[start Excerpted data]
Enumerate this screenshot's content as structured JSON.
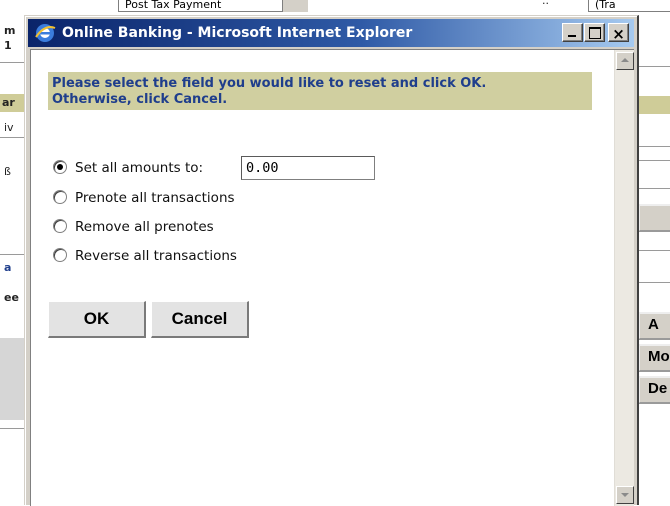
{
  "background": {
    "field_left": "Post Tax Payment",
    "field_right": "(Tra",
    "row_glyphs": [
      "m",
      "1",
      "ar",
      "iv",
      "ß",
      "a",
      "ee"
    ],
    "side_buttons": [
      "A",
      "Mo",
      "De"
    ]
  },
  "window": {
    "title": "Online Banking - Microsoft Internet Explorer",
    "title_icon": "ie-icon",
    "controls": {
      "close_glyph": "×"
    }
  },
  "dialog": {
    "instructions_line1": "Please select the field you would like to reset and click OK.",
    "instructions_line2": "Otherwise, click Cancel.",
    "options": [
      {
        "label": "Set all amounts to:",
        "checked": true
      },
      {
        "label": "Prenote all transactions",
        "checked": false
      },
      {
        "label": "Remove all prenotes",
        "checked": false
      },
      {
        "label": "Reverse all transactions",
        "checked": false
      }
    ],
    "amount_value": "0.00",
    "ok_label": "OK",
    "cancel_label": "Cancel"
  },
  "colors": {
    "titlebar_start": "#0a246a",
    "titlebar_end": "#a6caf0",
    "instructions_bg": "#d0cfa0",
    "instructions_text": "#1f3e8c"
  }
}
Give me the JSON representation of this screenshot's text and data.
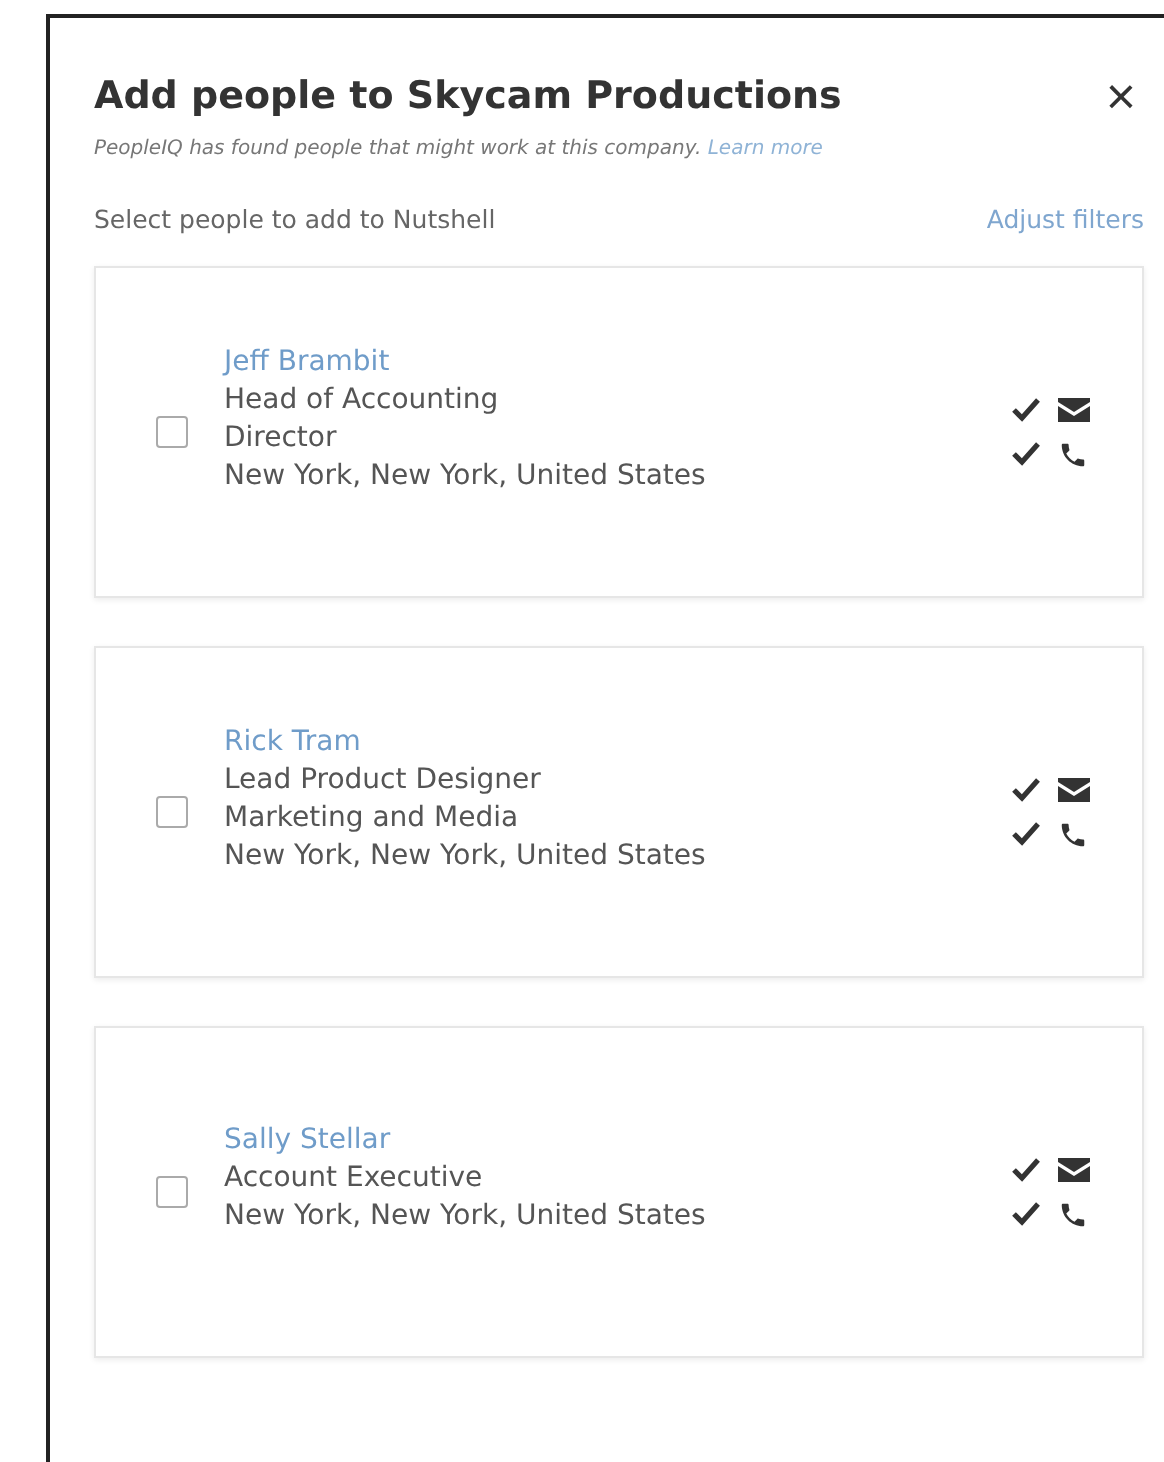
[end Excerpted data]
Written task: In the entries above, locate every line with the word "JSON" and copy it.

Written reply:
Enumerate this screenshot's content as structured JSON.
Give me the JSON representation of this screenshot's text and data.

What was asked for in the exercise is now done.